* _What the task requires_
Return each line containing the string "Noriatsu".
++++++
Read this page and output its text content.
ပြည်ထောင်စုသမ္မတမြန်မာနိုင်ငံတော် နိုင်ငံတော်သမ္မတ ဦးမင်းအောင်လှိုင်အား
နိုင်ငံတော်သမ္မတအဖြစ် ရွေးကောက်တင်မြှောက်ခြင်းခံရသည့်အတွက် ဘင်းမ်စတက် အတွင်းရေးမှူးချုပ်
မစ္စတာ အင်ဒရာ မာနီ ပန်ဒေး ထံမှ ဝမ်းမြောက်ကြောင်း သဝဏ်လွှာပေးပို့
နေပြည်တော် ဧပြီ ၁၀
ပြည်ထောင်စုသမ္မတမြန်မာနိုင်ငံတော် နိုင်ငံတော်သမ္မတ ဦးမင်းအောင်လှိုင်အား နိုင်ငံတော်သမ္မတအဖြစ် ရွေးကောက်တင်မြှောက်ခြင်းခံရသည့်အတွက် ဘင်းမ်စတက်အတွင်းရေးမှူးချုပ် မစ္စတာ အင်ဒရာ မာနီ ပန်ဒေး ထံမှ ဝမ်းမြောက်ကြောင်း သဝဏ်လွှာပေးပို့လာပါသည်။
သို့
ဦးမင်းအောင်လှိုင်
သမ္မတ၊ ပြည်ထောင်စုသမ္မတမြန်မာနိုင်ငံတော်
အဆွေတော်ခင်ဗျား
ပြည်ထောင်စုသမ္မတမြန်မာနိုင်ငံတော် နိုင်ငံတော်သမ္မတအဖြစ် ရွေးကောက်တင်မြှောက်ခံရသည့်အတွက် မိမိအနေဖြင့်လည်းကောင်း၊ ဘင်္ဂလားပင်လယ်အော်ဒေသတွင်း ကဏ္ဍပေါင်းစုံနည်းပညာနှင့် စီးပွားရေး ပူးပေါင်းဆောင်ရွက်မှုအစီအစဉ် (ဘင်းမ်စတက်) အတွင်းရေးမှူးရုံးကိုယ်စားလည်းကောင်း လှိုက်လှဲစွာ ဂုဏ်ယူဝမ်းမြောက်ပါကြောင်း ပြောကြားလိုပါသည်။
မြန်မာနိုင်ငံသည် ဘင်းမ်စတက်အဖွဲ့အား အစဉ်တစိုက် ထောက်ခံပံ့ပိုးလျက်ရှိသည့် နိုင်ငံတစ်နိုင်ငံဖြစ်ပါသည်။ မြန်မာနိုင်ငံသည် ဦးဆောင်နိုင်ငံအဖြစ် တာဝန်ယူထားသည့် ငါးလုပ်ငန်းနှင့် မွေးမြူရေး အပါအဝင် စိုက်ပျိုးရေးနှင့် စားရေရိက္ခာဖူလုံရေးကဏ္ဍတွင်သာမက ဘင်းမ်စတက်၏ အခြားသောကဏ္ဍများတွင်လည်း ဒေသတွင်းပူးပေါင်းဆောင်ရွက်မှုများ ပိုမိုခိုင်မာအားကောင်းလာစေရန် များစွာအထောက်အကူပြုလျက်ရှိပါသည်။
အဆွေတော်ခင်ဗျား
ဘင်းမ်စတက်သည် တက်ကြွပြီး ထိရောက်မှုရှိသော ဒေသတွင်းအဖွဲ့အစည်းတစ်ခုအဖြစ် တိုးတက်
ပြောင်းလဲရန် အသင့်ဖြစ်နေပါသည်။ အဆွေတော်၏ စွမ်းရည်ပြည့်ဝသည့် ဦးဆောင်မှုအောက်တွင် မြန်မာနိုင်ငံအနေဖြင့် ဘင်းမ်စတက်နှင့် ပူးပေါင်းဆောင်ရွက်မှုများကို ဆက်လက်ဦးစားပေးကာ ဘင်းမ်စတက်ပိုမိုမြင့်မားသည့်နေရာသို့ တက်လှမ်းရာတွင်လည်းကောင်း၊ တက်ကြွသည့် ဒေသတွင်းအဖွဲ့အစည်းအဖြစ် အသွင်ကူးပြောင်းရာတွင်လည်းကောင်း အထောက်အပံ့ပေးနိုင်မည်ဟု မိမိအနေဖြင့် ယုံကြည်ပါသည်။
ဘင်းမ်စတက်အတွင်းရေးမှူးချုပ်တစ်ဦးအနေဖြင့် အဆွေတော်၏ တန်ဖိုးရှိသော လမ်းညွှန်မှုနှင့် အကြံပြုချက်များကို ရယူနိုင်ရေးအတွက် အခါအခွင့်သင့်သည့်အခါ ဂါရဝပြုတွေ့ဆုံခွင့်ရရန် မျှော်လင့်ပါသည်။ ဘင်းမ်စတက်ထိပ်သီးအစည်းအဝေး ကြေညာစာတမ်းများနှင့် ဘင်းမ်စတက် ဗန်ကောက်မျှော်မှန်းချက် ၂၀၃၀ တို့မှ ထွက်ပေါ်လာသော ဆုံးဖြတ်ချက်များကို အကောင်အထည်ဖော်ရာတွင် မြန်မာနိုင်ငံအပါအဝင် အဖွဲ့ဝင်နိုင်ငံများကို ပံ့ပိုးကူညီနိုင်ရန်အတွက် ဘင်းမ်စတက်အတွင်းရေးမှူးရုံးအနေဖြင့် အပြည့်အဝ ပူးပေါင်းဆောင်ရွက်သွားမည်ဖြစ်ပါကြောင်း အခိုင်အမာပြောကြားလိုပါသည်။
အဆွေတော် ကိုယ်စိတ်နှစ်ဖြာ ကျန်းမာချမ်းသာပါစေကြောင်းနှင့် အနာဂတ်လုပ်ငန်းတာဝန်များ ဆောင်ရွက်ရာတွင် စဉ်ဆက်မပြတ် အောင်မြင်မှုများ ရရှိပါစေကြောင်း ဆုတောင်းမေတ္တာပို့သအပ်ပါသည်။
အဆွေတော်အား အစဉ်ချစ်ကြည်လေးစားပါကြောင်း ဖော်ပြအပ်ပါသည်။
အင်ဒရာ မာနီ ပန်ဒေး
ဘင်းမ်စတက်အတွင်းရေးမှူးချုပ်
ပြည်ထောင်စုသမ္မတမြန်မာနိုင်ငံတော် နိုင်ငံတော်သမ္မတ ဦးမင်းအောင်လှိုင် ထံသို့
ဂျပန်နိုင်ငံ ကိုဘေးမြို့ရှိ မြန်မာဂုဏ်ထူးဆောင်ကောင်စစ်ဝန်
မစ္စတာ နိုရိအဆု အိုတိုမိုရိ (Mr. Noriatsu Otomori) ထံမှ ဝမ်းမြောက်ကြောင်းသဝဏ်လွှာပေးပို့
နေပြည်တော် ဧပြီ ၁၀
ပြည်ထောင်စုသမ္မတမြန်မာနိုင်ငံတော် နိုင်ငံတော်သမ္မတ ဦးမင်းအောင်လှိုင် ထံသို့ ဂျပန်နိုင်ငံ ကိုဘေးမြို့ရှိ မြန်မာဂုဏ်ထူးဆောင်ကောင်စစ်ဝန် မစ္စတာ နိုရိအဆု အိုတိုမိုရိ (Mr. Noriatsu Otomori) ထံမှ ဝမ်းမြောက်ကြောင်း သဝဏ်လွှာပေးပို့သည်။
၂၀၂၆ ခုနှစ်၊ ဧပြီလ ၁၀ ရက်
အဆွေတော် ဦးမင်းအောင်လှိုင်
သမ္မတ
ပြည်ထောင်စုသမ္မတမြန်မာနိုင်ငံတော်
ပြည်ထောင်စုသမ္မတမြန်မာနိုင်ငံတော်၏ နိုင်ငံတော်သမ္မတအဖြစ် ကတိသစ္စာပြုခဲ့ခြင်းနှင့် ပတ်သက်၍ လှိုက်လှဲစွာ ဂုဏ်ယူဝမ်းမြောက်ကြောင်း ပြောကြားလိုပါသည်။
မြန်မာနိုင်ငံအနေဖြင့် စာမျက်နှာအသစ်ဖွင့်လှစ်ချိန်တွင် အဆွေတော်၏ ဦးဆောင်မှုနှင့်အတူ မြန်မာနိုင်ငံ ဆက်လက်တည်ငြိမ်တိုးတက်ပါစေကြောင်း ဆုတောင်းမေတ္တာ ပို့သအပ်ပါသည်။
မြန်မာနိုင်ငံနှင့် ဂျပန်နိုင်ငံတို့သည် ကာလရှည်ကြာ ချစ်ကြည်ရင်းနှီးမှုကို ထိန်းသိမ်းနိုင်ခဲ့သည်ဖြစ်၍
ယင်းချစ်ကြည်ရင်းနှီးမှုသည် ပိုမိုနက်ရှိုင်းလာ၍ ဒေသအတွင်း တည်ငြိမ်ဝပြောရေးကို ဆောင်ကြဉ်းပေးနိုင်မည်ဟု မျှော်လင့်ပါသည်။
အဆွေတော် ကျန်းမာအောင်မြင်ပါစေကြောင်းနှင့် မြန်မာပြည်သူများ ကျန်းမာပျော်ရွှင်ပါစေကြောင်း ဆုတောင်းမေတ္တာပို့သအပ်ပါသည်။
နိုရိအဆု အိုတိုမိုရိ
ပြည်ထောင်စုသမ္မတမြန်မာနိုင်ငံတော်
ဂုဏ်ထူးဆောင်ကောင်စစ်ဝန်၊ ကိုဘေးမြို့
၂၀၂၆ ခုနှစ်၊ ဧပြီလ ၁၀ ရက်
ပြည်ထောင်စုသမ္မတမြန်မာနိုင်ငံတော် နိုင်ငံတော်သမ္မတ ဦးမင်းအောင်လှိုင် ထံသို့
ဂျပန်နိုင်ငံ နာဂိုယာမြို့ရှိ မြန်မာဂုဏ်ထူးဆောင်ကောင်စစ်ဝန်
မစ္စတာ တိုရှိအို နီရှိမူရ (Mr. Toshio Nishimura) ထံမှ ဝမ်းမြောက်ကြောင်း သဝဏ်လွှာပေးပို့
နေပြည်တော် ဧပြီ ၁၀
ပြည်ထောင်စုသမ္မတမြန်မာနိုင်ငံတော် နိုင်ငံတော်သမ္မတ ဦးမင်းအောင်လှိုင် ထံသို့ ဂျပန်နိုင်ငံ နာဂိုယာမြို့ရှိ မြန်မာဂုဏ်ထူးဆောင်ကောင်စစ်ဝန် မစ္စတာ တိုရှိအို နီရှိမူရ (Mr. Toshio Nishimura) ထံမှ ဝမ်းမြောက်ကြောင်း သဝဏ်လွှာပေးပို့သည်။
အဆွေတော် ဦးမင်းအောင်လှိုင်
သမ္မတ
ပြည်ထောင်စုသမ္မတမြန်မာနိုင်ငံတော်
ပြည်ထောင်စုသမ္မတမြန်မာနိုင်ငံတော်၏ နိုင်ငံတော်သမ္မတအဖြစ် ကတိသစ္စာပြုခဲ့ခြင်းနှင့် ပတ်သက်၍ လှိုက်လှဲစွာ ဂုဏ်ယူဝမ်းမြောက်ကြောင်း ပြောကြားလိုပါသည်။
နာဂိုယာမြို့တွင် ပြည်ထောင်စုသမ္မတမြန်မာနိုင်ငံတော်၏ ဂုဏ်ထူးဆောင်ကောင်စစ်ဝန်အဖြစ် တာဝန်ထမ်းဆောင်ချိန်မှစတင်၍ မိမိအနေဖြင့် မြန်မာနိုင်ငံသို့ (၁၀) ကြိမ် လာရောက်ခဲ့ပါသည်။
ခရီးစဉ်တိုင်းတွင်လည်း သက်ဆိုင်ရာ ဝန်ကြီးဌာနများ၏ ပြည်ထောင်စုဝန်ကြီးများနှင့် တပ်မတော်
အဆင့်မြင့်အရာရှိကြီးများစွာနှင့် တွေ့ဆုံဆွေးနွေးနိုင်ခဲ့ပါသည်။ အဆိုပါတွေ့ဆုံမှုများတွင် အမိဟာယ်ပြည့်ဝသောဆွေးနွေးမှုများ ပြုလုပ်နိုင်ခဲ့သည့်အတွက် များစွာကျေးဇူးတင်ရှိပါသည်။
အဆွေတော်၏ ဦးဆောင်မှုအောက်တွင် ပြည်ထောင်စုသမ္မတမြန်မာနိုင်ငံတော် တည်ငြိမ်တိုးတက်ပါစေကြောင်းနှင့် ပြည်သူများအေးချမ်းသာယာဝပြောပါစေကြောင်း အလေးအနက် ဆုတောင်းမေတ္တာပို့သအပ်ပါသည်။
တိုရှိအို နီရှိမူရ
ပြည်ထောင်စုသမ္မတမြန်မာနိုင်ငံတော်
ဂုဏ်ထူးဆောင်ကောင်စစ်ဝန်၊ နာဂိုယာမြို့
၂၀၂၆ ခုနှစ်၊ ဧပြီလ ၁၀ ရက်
++++++
* _Reply_
မစ္စတာ နိုရိအဆု အိုတိုမိုရိ (Mr. Noriatsu Otomori) ထံမှ ဝမ်းမြောက်ကြောင်းသဝဏ်လွှာပေးပို့
ပြည်ထောင်စုသမ္မတမြန်မာနိုင်ငံတော် နိုင်ငံတော်သမ္မတ ဦးမင်းအောင်လှိုင် ထံသို့ ဂျပန်နိုင်ငံ ကိုဘေးမြို့ရှိ မြန်မာဂုဏ်ထူးဆောင်ကောင်စစ်ဝန် မစ္စတာ နိုရိအဆု အိုတိုမိုရိ (Mr. Noriatsu Otomori) ထံမှ ဝမ်းမြောက်ကြောင်း သဝဏ်လွှာပေးပို့သည်။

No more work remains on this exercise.